Count how many lines of the data include "label". The answer is that number and nothing else.

■ Stored data entries:

begin

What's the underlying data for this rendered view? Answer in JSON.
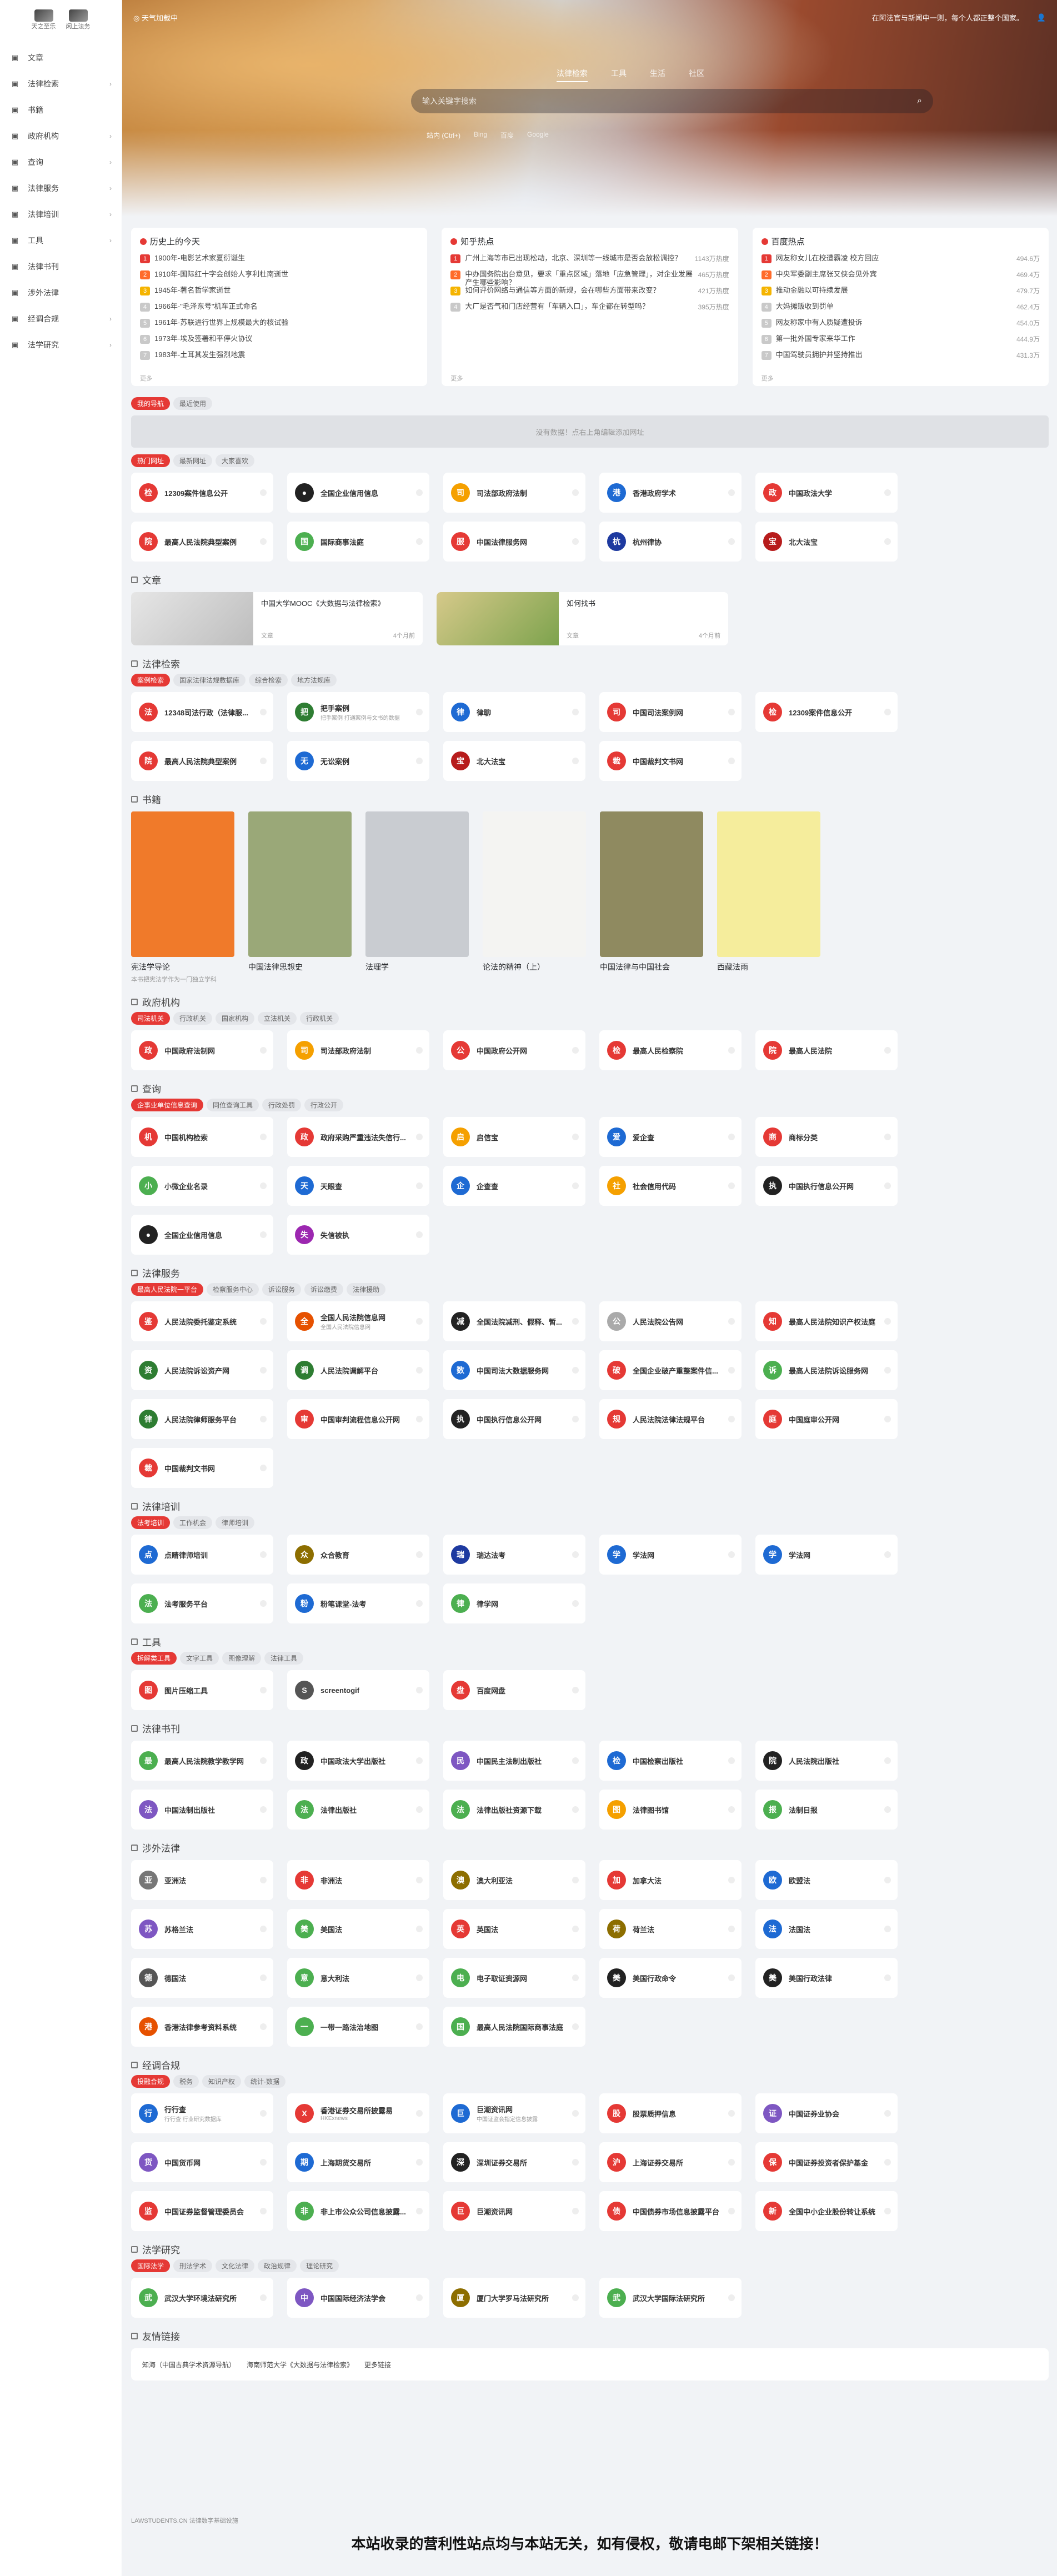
{
  "logo": {
    "left": "天之至乐",
    "right": "闲上法务"
  },
  "sidebar": [
    {
      "label": "文章",
      "icon": "article-icon",
      "chev": false
    },
    {
      "label": "法律检索",
      "icon": "scale-icon",
      "chev": true
    },
    {
      "label": "书籍",
      "icon": "book-icon",
      "chev": false
    },
    {
      "label": "政府机构",
      "icon": "government-icon",
      "chev": true
    },
    {
      "label": "查询",
      "icon": "search-icon",
      "chev": true
    },
    {
      "label": "法律服务",
      "icon": "service-icon",
      "chev": true
    },
    {
      "label": "法律培训",
      "icon": "training-icon",
      "chev": true
    },
    {
      "label": "工具",
      "icon": "tool-icon",
      "chev": true
    },
    {
      "label": "法律书刊",
      "icon": "journal-icon",
      "chev": false
    },
    {
      "label": "涉外法律",
      "icon": "globe-icon",
      "chev": false
    },
    {
      "label": "经调合规",
      "icon": "compliance-icon",
      "chev": true
    },
    {
      "label": "法学研究",
      "icon": "research-icon",
      "chev": true
    }
  ],
  "hero": {
    "tools": [
      "◎ 天气加载中"
    ],
    "news": "在阿法官与新闻中一则，每个人都正整个国家。",
    "tabs": [
      "法律检索",
      "工具",
      "生活",
      "社区"
    ],
    "placeholder": "输入关键字搜索",
    "engines": [
      "站内 (Ctrl+)",
      "Bing",
      "百度",
      "Google"
    ]
  },
  "hot": [
    {
      "title": "历史上的今天",
      "foot": "更多",
      "items": [
        {
          "t": "1900年-电影艺术家夏衍诞生",
          "v": ""
        },
        {
          "t": "1910年-国际红十字会创始人亨利杜南逝世",
          "v": ""
        },
        {
          "t": "1945年-著名哲学家逝世",
          "v": ""
        },
        {
          "t": "1966年-\"毛泽东号\"机车正式命名",
          "v": ""
        },
        {
          "t": "1961年-苏联进行世界上规模最大的核试验",
          "v": ""
        },
        {
          "t": "1973年-埃及签署和平停火协议",
          "v": ""
        },
        {
          "t": "1983年-土耳其发生强烈地震",
          "v": ""
        }
      ]
    },
    {
      "title": "知乎热点",
      "foot": "更多",
      "items": [
        {
          "t": "广州上海等市已出现松动，北京、深圳等一线城市是否会放松调控？",
          "v": "1143万热度"
        },
        {
          "t": "中办国务院出台意见，要求「重点区域」落地「应急管理」，对企业发展产生哪些影响？",
          "v": "465万热度"
        },
        {
          "t": "如何评价网络与通信等方面的新规，会在哪些方面带来改变？",
          "v": "421万热度"
        },
        {
          "t": "大厂是否气和门店经营有「车辆入口」，车企都在转型吗？",
          "v": "395万热度"
        }
      ]
    },
    {
      "title": "百度热点",
      "foot": "更多",
      "items": [
        {
          "t": "网友称女儿在校遭霸凌 校方回应",
          "v": "494.6万"
        },
        {
          "t": "中央军委副主席张又侠会见外宾",
          "v": "469.4万"
        },
        {
          "t": "推动金融以可持续发展",
          "v": "479.7万"
        },
        {
          "t": "大妈摊贩收到罚单",
          "v": "462.4万"
        },
        {
          "t": "网友称家中有人质疑遭投诉",
          "v": "454.0万"
        },
        {
          "t": "第一批外国专家来华工作",
          "v": "444.9万"
        },
        {
          "t": "中国驾驶员拥护并坚持推出",
          "v": "431.3万"
        }
      ]
    }
  ],
  "myNav": {
    "tabs": [
      "我的导航",
      "最近使用"
    ],
    "empty": "没有数据！点右上角编辑添加网址",
    "side": "编辑"
  },
  "hotSites": {
    "tabs": [
      "热门网址",
      "最新网址",
      "大家喜欢"
    ],
    "items": [
      {
        "n": "12309案件信息公开",
        "c": "#e53935",
        "i": "检"
      },
      {
        "n": "全国企业信用信息",
        "c": "#222",
        "i": "●"
      },
      {
        "n": "司法部政府法制",
        "c": "#f5a000",
        "i": "司"
      },
      {
        "n": "香港政府学术",
        "c": "#1e6ad3",
        "i": "港"
      },
      {
        "n": "中国政法大学",
        "c": "#e53935",
        "i": "政"
      },
      {
        "n": "最高人民法院典型案例",
        "c": "#e53935",
        "i": "院"
      },
      {
        "n": "国际商事法庭",
        "c": "#4caf50",
        "i": "国"
      },
      {
        "n": "中国法律服务网",
        "c": "#e53935",
        "i": "服"
      },
      {
        "n": "杭州律协",
        "c": "#1e3aa0",
        "i": "杭"
      },
      {
        "n": "北大法宝",
        "c": "#b71c1c",
        "i": "宝"
      }
    ]
  },
  "article": {
    "title": "文章",
    "posts": [
      {
        "t": "中国大学MOOC《大数据与法律检索》",
        "m": "文章",
        "d": "4个月前"
      },
      {
        "t": "如何找书",
        "m": "文章",
        "d": "4个月前"
      }
    ]
  },
  "lawSearch": {
    "title": "法律检索",
    "tabs": [
      "案例检索",
      "国家法律法规数据库",
      "综合检索",
      "地方法规库"
    ],
    "items": [
      {
        "n": "12348司法行政（法律服...",
        "c": "#e53935",
        "i": "法"
      },
      {
        "n": "把手案例",
        "c": "#2e7d32",
        "i": "把",
        "s": "把手案例 打通案例与文书的数据"
      },
      {
        "n": "律聊",
        "c": "#1e6ad3",
        "i": "律"
      },
      {
        "n": "中国司法案例网",
        "c": "#e53935",
        "i": "司"
      },
      {
        "n": "12309案件信息公开",
        "c": "#e53935",
        "i": "检"
      },
      {
        "n": "最高人民法院典型案例",
        "c": "#e53935",
        "i": "院"
      },
      {
        "n": "无讼案例",
        "c": "#1e6ad3",
        "i": "无"
      },
      {
        "n": "北大法宝",
        "c": "#b71c1c",
        "i": "宝"
      },
      {
        "n": "中国裁判文书网",
        "c": "#e53935",
        "i": "裁"
      }
    ]
  },
  "books": {
    "title": "书籍",
    "items": [
      {
        "t": "宪法学导论",
        "d": "本书把宪法学作为一门独立学科",
        "bg": "#f07a2a"
      },
      {
        "t": "中国法律思想史",
        "d": "",
        "bg": "#9aa878"
      },
      {
        "t": "法理学",
        "d": "",
        "bg": "#c9ccd1"
      },
      {
        "t": "论法的精神（上）",
        "d": "",
        "bg": "#f4f4f2"
      },
      {
        "t": "中国法律与中国社会",
        "d": "",
        "bg": "#8f8a60"
      },
      {
        "t": "西藏法雨",
        "d": "",
        "bg": "#f5ed9c"
      }
    ]
  },
  "gov": {
    "title": "政府机构",
    "tabs": [
      "司法机关",
      "行政机关",
      "国家机构",
      "立法机关",
      "行政机关"
    ],
    "items": [
      {
        "n": "中国政府法制网",
        "c": "#e53935",
        "i": "政"
      },
      {
        "n": "司法部政府法制",
        "c": "#f5a000",
        "i": "司"
      },
      {
        "n": "中国政府公开网",
        "c": "#e53935",
        "i": "公"
      },
      {
        "n": "最高人民检察院",
        "c": "#e53935",
        "i": "检"
      },
      {
        "n": "最高人民法院",
        "c": "#e53935",
        "i": "院"
      }
    ]
  },
  "query": {
    "title": "查询",
    "tabs": [
      "企事业单位信息查询",
      "同位查询工具",
      "行政处罚",
      "行政公开"
    ],
    "items": [
      {
        "n": "中国机构检索",
        "c": "#e53935",
        "i": "机"
      },
      {
        "n": "政府采购严重违法失信行...",
        "c": "#e53935",
        "i": "政"
      },
      {
        "n": "启信宝",
        "c": "#f5a000",
        "i": "启"
      },
      {
        "n": "爱企查",
        "c": "#1e6ad3",
        "i": "爱"
      },
      {
        "n": "商标分类",
        "c": "#e53935",
        "i": "商"
      },
      {
        "n": "小微企业名录",
        "c": "#4caf50",
        "i": "小"
      },
      {
        "n": "天眼查",
        "c": "#1e6ad3",
        "i": "天"
      },
      {
        "n": "企查查",
        "c": "#1e6ad3",
        "i": "企"
      },
      {
        "n": "社会信用代码",
        "c": "#f5a000",
        "i": "社"
      },
      {
        "n": "中国执行信息公开网",
        "c": "#222",
        "i": "执"
      },
      {
        "n": "全国企业信用信息",
        "c": "#222",
        "i": "●"
      },
      {
        "n": "失信被执",
        "c": "#9c27b0",
        "i": "失"
      }
    ]
  },
  "service": {
    "title": "法律服务",
    "tabs": [
      "最高人民法院一平台",
      "检察服务中心",
      "诉讼服务",
      "诉讼缴费",
      "法律援助"
    ],
    "items": [
      {
        "n": "人民法院委托鉴定系统",
        "c": "#e53935",
        "i": "鉴"
      },
      {
        "n": "全国人民法院信息网",
        "c": "#e65100",
        "i": "全",
        "s": "全国人民法院信息网"
      },
      {
        "n": "全国法院减刑、假释、暂...",
        "c": "#222",
        "i": "减"
      },
      {
        "n": "人民法院公告网",
        "c": "#aaa",
        "i": "公"
      },
      {
        "n": "最高人民法院知识产权法庭",
        "c": "#e53935",
        "i": "知"
      },
      {
        "n": "人民法院诉讼资产网",
        "c": "#2e7d32",
        "i": "资"
      },
      {
        "n": "人民法院调解平台",
        "c": "#2e7d32",
        "i": "调"
      },
      {
        "n": "中国司法大数据服务网",
        "c": "#1e6ad3",
        "i": "数"
      },
      {
        "n": "全国企业破产重整案件信...",
        "c": "#e53935",
        "i": "破"
      },
      {
        "n": "最高人民法院诉讼服务网",
        "c": "#4caf50",
        "i": "诉"
      },
      {
        "n": "人民法院律师服务平台",
        "c": "#2e7d32",
        "i": "律"
      },
      {
        "n": "中国审判流程信息公开网",
        "c": "#e53935",
        "i": "审"
      },
      {
        "n": "中国执行信息公开网",
        "c": "#222",
        "i": "执"
      },
      {
        "n": "人民法院法律法规平台",
        "c": "#e53935",
        "i": "规"
      },
      {
        "n": "中国庭审公开网",
        "c": "#e53935",
        "i": "庭"
      },
      {
        "n": "中国裁判文书网",
        "c": "#e53935",
        "i": "裁"
      }
    ]
  },
  "training": {
    "title": "法律培训",
    "tabs": [
      "法考培训",
      "工作机会",
      "律师培训"
    ],
    "items": [
      {
        "n": "点睛律师培训",
        "c": "#1e6ad3",
        "i": "点"
      },
      {
        "n": "众合教育",
        "c": "#8d6e00",
        "i": "众"
      },
      {
        "n": "瑞达法考",
        "c": "#1e3aa0",
        "i": "瑞"
      },
      {
        "n": "学法网",
        "c": "#1e6ad3",
        "i": "学"
      },
      {
        "n": "学法网",
        "c": "#1e6ad3",
        "i": "学"
      },
      {
        "n": "法考服务平台",
        "c": "#4caf50",
        "i": "法"
      },
      {
        "n": "粉笔课堂-法考",
        "c": "#1e6ad3",
        "i": "粉"
      },
      {
        "n": "律学网",
        "c": "#4caf50",
        "i": "律"
      }
    ]
  },
  "tools": {
    "title": "工具",
    "tabs": [
      "拆解类工具",
      "文字工具",
      "图像理解",
      "法律工具"
    ],
    "items": [
      {
        "n": "图片压缩工具",
        "c": "#e53935",
        "i": "图"
      },
      {
        "n": "screentogif",
        "c": "#555",
        "i": "S"
      },
      {
        "n": "百度网盘",
        "c": "#e53935",
        "i": "盘"
      }
    ]
  },
  "journals": {
    "title": "法律书刊",
    "items": [
      {
        "n": "最高人民法院教学教学网",
        "c": "#4caf50",
        "i": "最"
      },
      {
        "n": "中国政法大学出版社",
        "c": "#222",
        "i": "政"
      },
      {
        "n": "中国民主法制出版社",
        "c": "#7e57c2",
        "i": "民"
      },
      {
        "n": "中国检察出版社",
        "c": "#1e6ad3",
        "i": "检"
      },
      {
        "n": "人民法院出版社",
        "c": "#222",
        "i": "院"
      },
      {
        "n": "中国法制出版社",
        "c": "#7e57c2",
        "i": "法"
      },
      {
        "n": "法律出版社",
        "c": "#4caf50",
        "i": "法"
      },
      {
        "n": "法律出版社资源下载",
        "c": "#4caf50",
        "i": "法"
      },
      {
        "n": "法律图书馆",
        "c": "#f5a000",
        "i": "图"
      },
      {
        "n": "法制日报",
        "c": "#4caf50",
        "i": "报"
      }
    ]
  },
  "foreign": {
    "title": "涉外法律",
    "items": [
      {
        "n": "亚洲法",
        "c": "#777",
        "i": "亚"
      },
      {
        "n": "非洲法",
        "c": "#e53935",
        "i": "非"
      },
      {
        "n": "澳大利亚法",
        "c": "#8d6e00",
        "i": "澳"
      },
      {
        "n": "加拿大法",
        "c": "#e53935",
        "i": "加"
      },
      {
        "n": "欧盟法",
        "c": "#1e6ad3",
        "i": "欧"
      },
      {
        "n": "苏格兰法",
        "c": "#7e57c2",
        "i": "苏"
      },
      {
        "n": "美国法",
        "c": "#4caf50",
        "i": "美"
      },
      {
        "n": "英国法",
        "c": "#e53935",
        "i": "英"
      },
      {
        "n": "荷兰法",
        "c": "#8d6e00",
        "i": "荷"
      },
      {
        "n": "法国法",
        "c": "#1e6ad3",
        "i": "法"
      },
      {
        "n": "德国法",
        "c": "#555",
        "i": "德"
      },
      {
        "n": "意大利法",
        "c": "#4caf50",
        "i": "意"
      },
      {
        "n": "电子取证资源网",
        "c": "#4caf50",
        "i": "电"
      },
      {
        "n": "美国行政命令",
        "c": "#222",
        "i": "美"
      },
      {
        "n": "美国行政法律",
        "c": "#222",
        "i": "美"
      },
      {
        "n": "香港法律参考资料系统",
        "c": "#e65100",
        "i": "港"
      },
      {
        "n": "一带一路法治地图",
        "c": "#4caf50",
        "i": "一"
      },
      {
        "n": "最高人民法院国际商事法庭",
        "c": "#4caf50",
        "i": "国"
      }
    ]
  },
  "compliance": {
    "title": "经调合规",
    "tabs": [
      "投融合规",
      "税务",
      "知识产权",
      "统计·数据"
    ],
    "items": [
      {
        "n": "行行查",
        "c": "#1e6ad3",
        "i": "行",
        "s": "行行查 行业研究数据库"
      },
      {
        "n": "香港证券交易所披露易",
        "c": "#e53935",
        "i": "X",
        "s": "HKExnews"
      },
      {
        "n": "巨潮资讯网",
        "c": "#1e6ad3",
        "i": "巨",
        "s": "中国证监会指定信息披露"
      },
      {
        "n": "股票质押信息",
        "c": "#e53935",
        "i": "股"
      },
      {
        "n": "中国证券业协会",
        "c": "#7e57c2",
        "i": "证"
      },
      {
        "n": "中国货币网",
        "c": "#7e57c2",
        "i": "货"
      },
      {
        "n": "上海期货交易所",
        "c": "#1e6ad3",
        "i": "期"
      },
      {
        "n": "深圳证券交易所",
        "c": "#222",
        "i": "深"
      },
      {
        "n": "上海证券交易所",
        "c": "#e53935",
        "i": "沪"
      },
      {
        "n": "中国证券投资者保护基金",
        "c": "#e53935",
        "i": "保"
      },
      {
        "n": "中国证券监督管理委员会",
        "c": "#e53935",
        "i": "监"
      },
      {
        "n": "非上市公众公司信息披露...",
        "c": "#4caf50",
        "i": "非"
      },
      {
        "n": "巨潮资讯网",
        "c": "#e53935",
        "i": "巨"
      },
      {
        "n": "中国债券市场信息披露平台",
        "c": "#e53935",
        "i": "债"
      },
      {
        "n": "全国中小企业股份转让系统",
        "c": "#e53935",
        "i": "新"
      }
    ]
  },
  "research": {
    "title": "法学研究",
    "tabs": [
      "国际法学",
      "刑法学术",
      "文化法律",
      "政治规律",
      "理论研究"
    ],
    "items": [
      {
        "n": "武汉大学环境法研究所",
        "c": "#4caf50",
        "i": "武"
      },
      {
        "n": "中国国际经济法学会",
        "c": "#7e57c2",
        "i": "中"
      },
      {
        "n": "厦门大学罗马法研究所",
        "c": "#8d6e00",
        "i": "厦"
      },
      {
        "n": "武汉大学国际法研究所",
        "c": "#4caf50",
        "i": "武"
      }
    ]
  },
  "friends": {
    "title": "友情链接",
    "links": [
      "知海（中国古典学术资源导航）",
      "海南师范大学《大数据与法律检索》",
      "更多链接"
    ]
  },
  "footer": "LAWSTUDENTS.CN 法律数字基础设施",
  "banner": "本站收录的营利性站点均与本站无关，如有侵权，敬请电邮下架相关链接！",
  "colors": {
    "accent": "#e53935"
  }
}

end

■ ANSWER FOR THE TASK:
12